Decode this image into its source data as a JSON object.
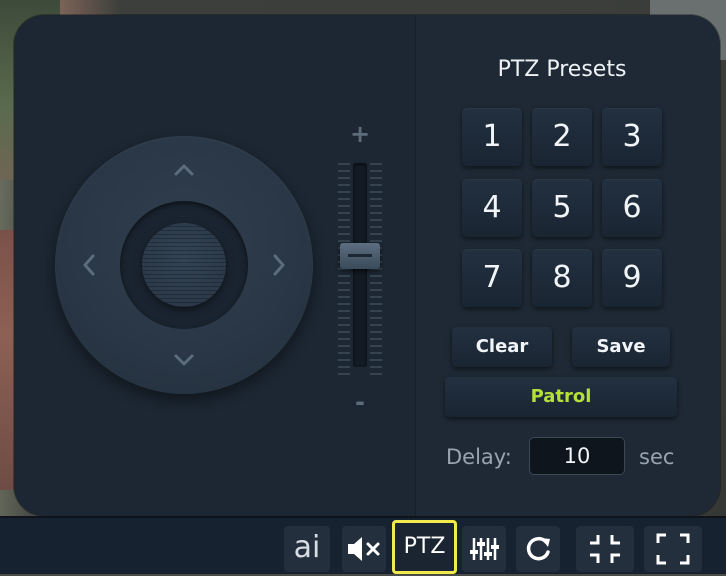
{
  "dpad": {
    "up_icon": "chevron-up-icon",
    "down_icon": "chevron-down-icon",
    "left_icon": "chevron-left-icon",
    "right_icon": "chevron-right-icon"
  },
  "zoom": {
    "plus_label": "+",
    "minus_label": "-",
    "level": 0.55
  },
  "presets": {
    "title": "PTZ Presets",
    "buttons": [
      "1",
      "2",
      "3",
      "4",
      "5",
      "6",
      "7",
      "8",
      "9"
    ],
    "clear_label": "Clear",
    "save_label": "Save",
    "patrol_label": "Patrol",
    "delay_label": "Delay:",
    "delay_value": "10",
    "delay_unit": "sec"
  },
  "toolbar": {
    "ai_label": "ai",
    "mute_icon": "speaker-muted-icon",
    "ptz_label": "PTZ",
    "settings_icon": "sliders-icon",
    "refresh_icon": "refresh-icon",
    "exit_fullscreen_icon": "exit-fullscreen-icon",
    "fullscreen_icon": "fullscreen-icon"
  },
  "colors": {
    "accent_patrol": "#b5e03a",
    "active_highlight": "#f2e94e",
    "panel_bg": "#1c2733"
  }
}
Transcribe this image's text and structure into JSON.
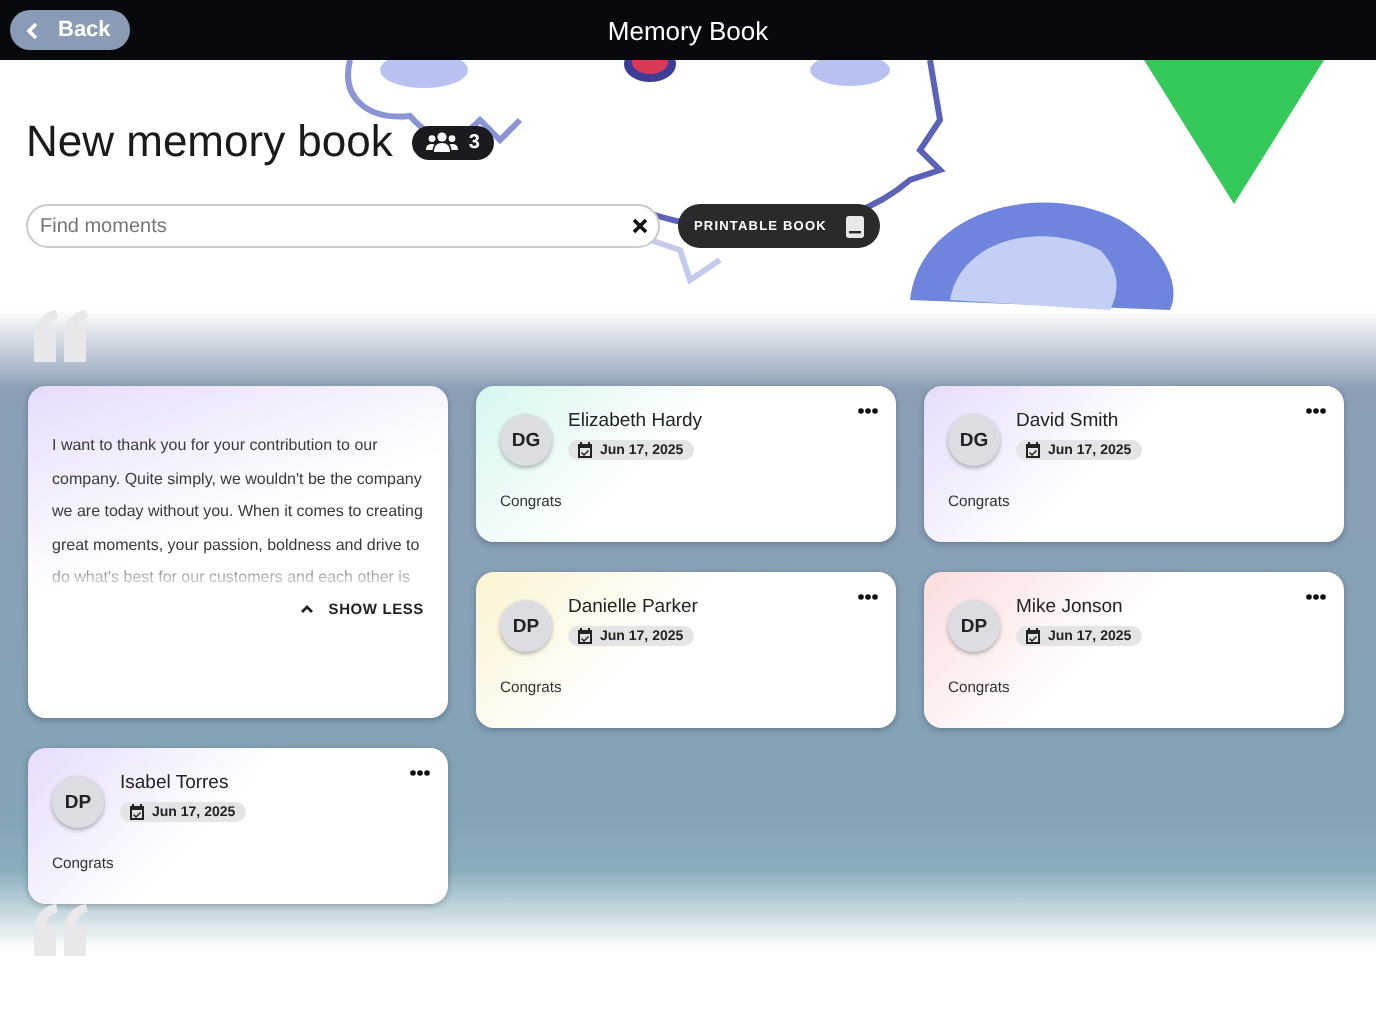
{
  "header": {
    "back_label": "Back",
    "title": "Memory Book"
  },
  "book": {
    "title": "New memory book",
    "members_count": "3"
  },
  "search": {
    "placeholder": "Find moments"
  },
  "printable_button": "PRINTABLE BOOK",
  "columns": [
    {
      "cards": [
        {
          "kind": "message",
          "color": "#e6dcfb",
          "text": "I want to thank you for your contribution to our company. Quite simply, we wouldn't be the company we are today without you. When it comes to creating great moments, your passion, boldness and drive to do what's best for our customers and each other is",
          "toggle": "SHOW LESS"
        },
        {
          "kind": "moment",
          "color": "#e6dcfb",
          "initials": "DP",
          "name": "Isabel Torres",
          "date": "Jun 17, 2025",
          "text": "Congrats"
        }
      ]
    },
    {
      "cards": [
        {
          "kind": "moment",
          "color": "#d6f6ef",
          "initials": "DG",
          "name": "Elizabeth Hardy",
          "date": "Jun 17, 2025",
          "text": "Congrats"
        },
        {
          "kind": "moment",
          "color": "#fbf3d2",
          "initials": "DP",
          "name": "Danielle Parker",
          "date": "Jun 17, 2025",
          "text": "Congrats"
        }
      ]
    },
    {
      "cards": [
        {
          "kind": "moment",
          "color": "#e6dcfb",
          "initials": "DG",
          "name": "David Smith",
          "date": "Jun 17, 2025",
          "text": "Congrats"
        },
        {
          "kind": "moment",
          "color": "#fadcde",
          "initials": "DP",
          "name": "Mike Jonson",
          "date": "Jun 17, 2025",
          "text": "Congrats"
        }
      ]
    }
  ]
}
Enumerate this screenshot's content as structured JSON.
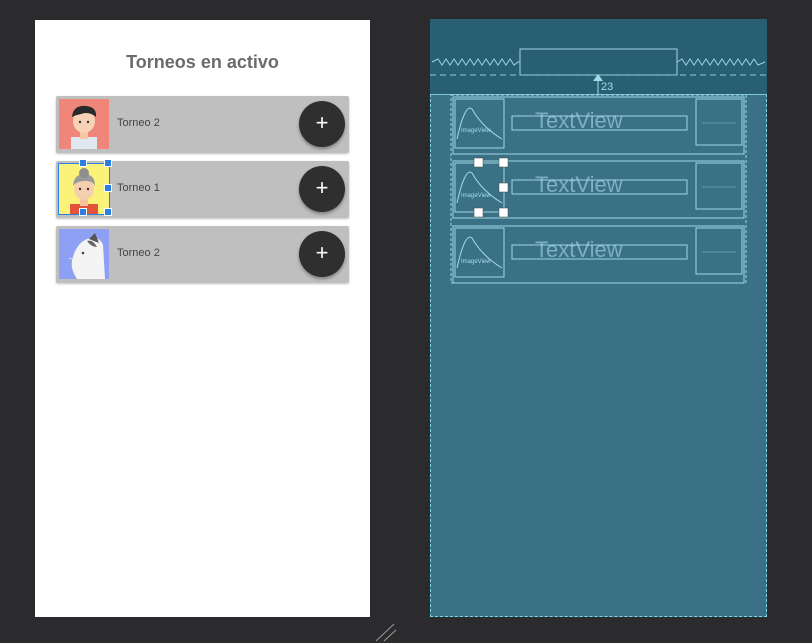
{
  "design": {
    "title": "Torneos en activo",
    "cards": [
      {
        "label": "Torneo 2",
        "avatar": "man-avatar-icon",
        "action": "+"
      },
      {
        "label": "Torneo 1",
        "avatar": "woman-avatar-icon",
        "action": "+"
      },
      {
        "label": "Torneo 2",
        "avatar": "cat-avatar-icon",
        "action": "+"
      }
    ],
    "selected_index": 1
  },
  "blueprint": {
    "margin_label": "23",
    "rows": [
      {
        "image_label": "ImageView",
        "text_label": "TextView"
      },
      {
        "image_label": "ImageView",
        "text_label": "TextView"
      },
      {
        "image_label": "ImageView",
        "text_label": "TextView"
      }
    ]
  },
  "colors": {
    "canvas": "#2b2b2d",
    "card": "#bfbfbf",
    "fab": "#2f2f2f",
    "selection": "#2a7fe0",
    "blueprint": "#3b7186",
    "blueprint_header": "#295f72"
  }
}
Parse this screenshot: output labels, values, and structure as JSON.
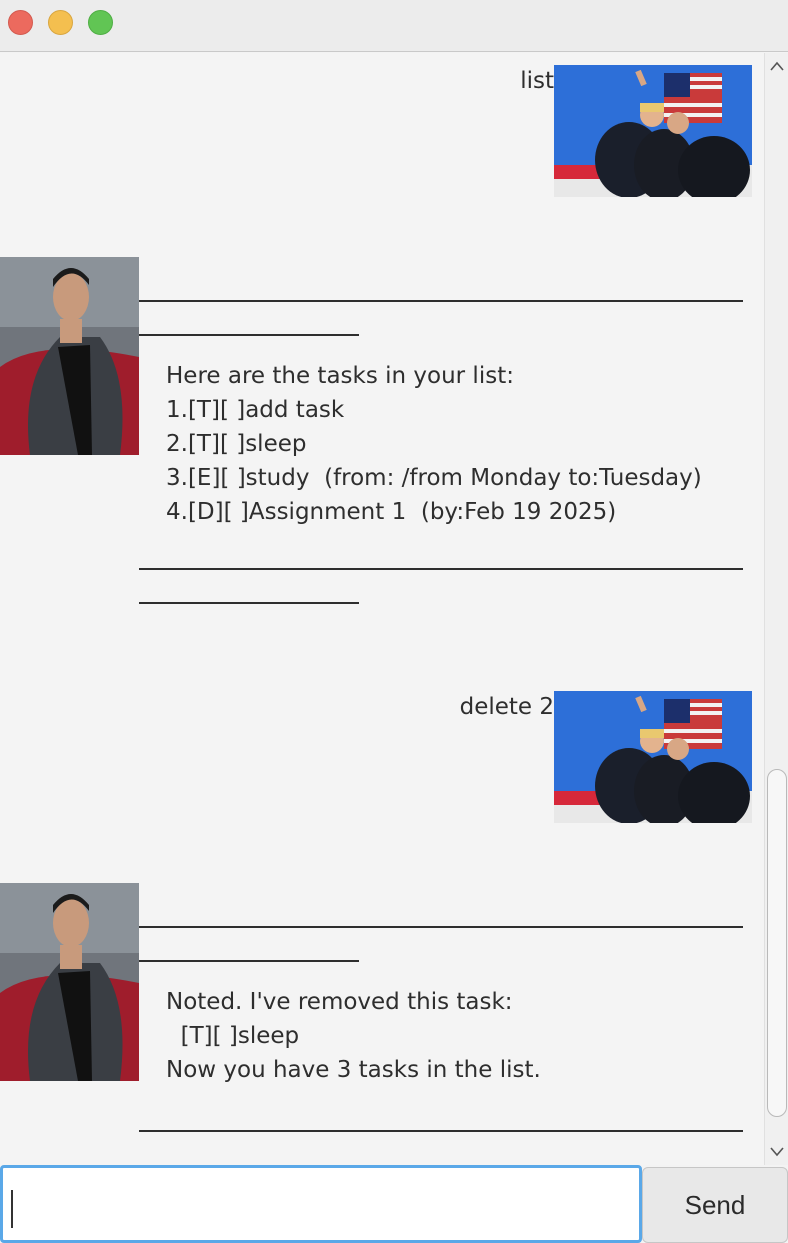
{
  "window": {
    "controls": [
      "close",
      "minimize",
      "maximize"
    ]
  },
  "chat": {
    "messages": [
      {
        "sender": "user",
        "text": "list"
      },
      {
        "sender": "bot",
        "lines": [
          "Here are the tasks in your list:",
          "1.[T][ ]add task",
          "2.[T][ ]sleep",
          "3.[E][ ]study  (from: /from Monday to:Tuesday)",
          "4.[D][ ]Assignment 1  (by:Feb 19 2025)"
        ]
      },
      {
        "sender": "user",
        "text": "delete 2"
      },
      {
        "sender": "bot",
        "lines": [
          "Noted. I've removed this task:",
          "  [T][ ]sleep",
          "Now you have 3 tasks in the list."
        ]
      }
    ]
  },
  "input": {
    "value": ""
  },
  "send_button": {
    "label": "Send"
  },
  "colors": {
    "input_focus": "#5aa8e8",
    "background": "#f4f4f4"
  },
  "icons": {
    "scroll_up": "chevron-up-icon",
    "scroll_down": "chevron-down-icon"
  }
}
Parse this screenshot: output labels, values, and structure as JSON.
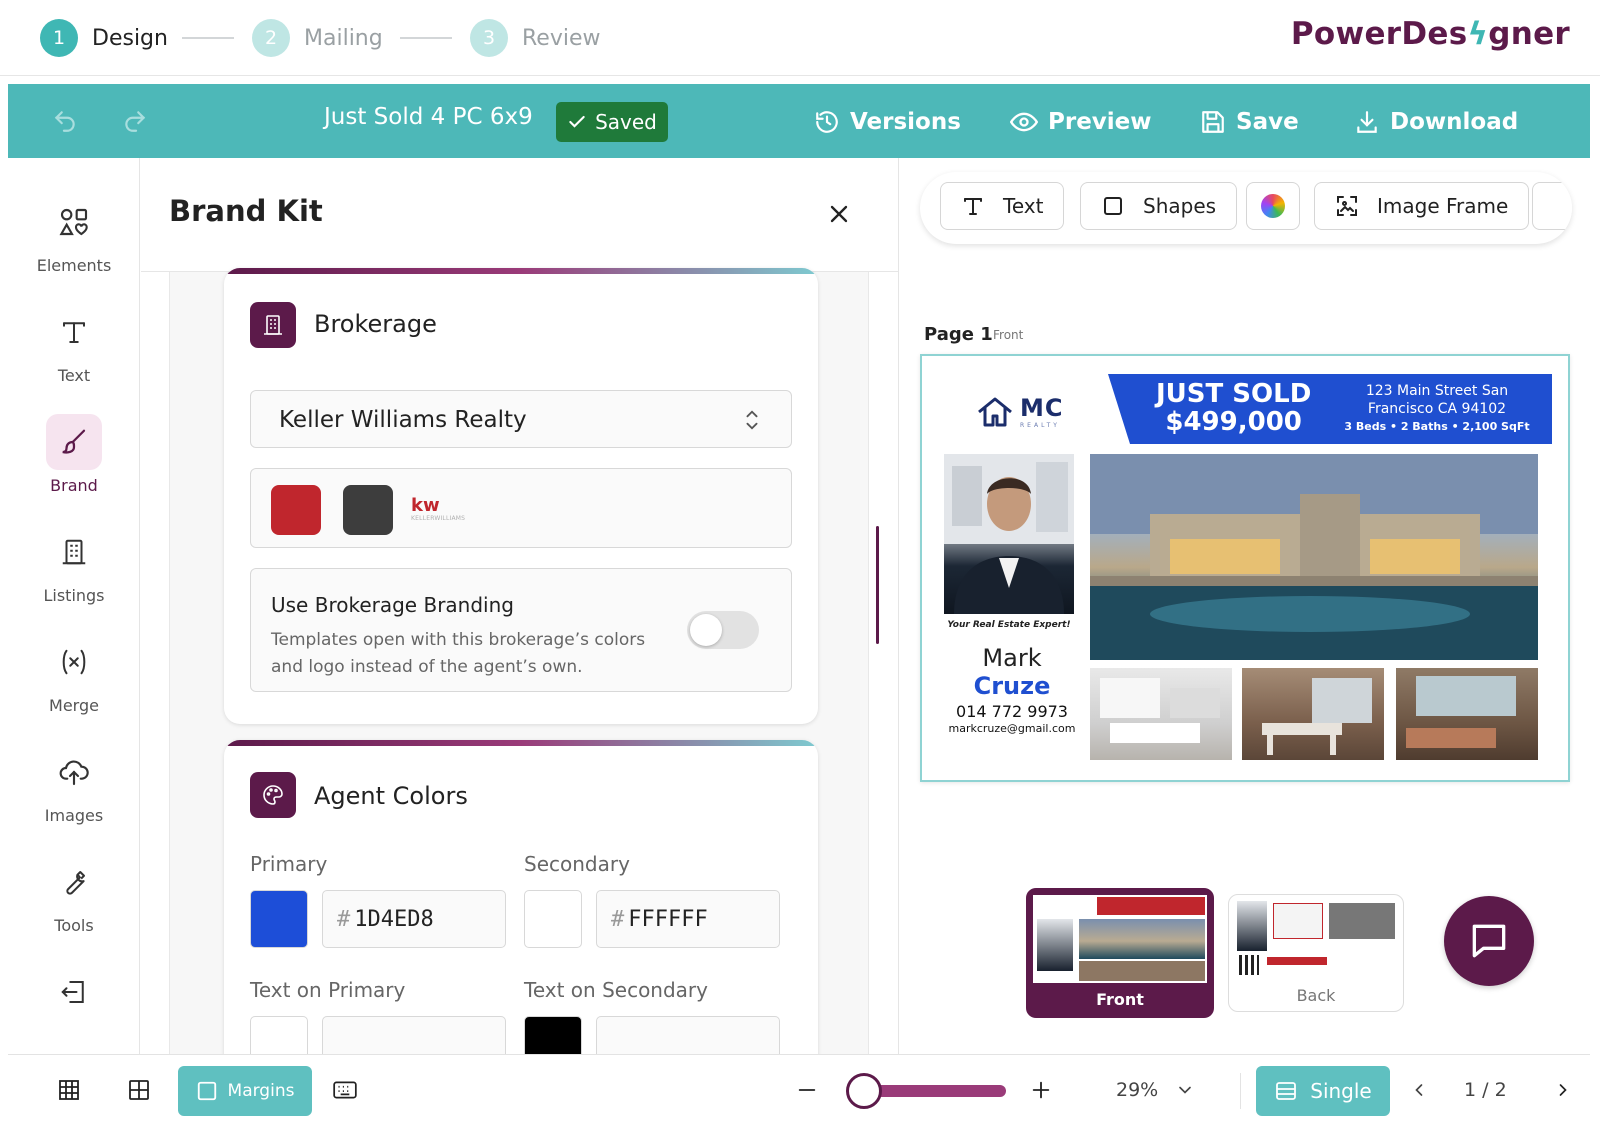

--------------------------------

**WRITTEN EXERCISE:** Search the listing for the string "your". Copy each line where it turns up.

**TASK RESPONSE:**
          "text": "I want to thank you for your contribution to our company. Quite simply, we wouldn't be the company we are today without you. When it comes to creating great moments, your passion, boldness and drive to do what's best for our customers and each other is",
          "Here are the tasks in your list:",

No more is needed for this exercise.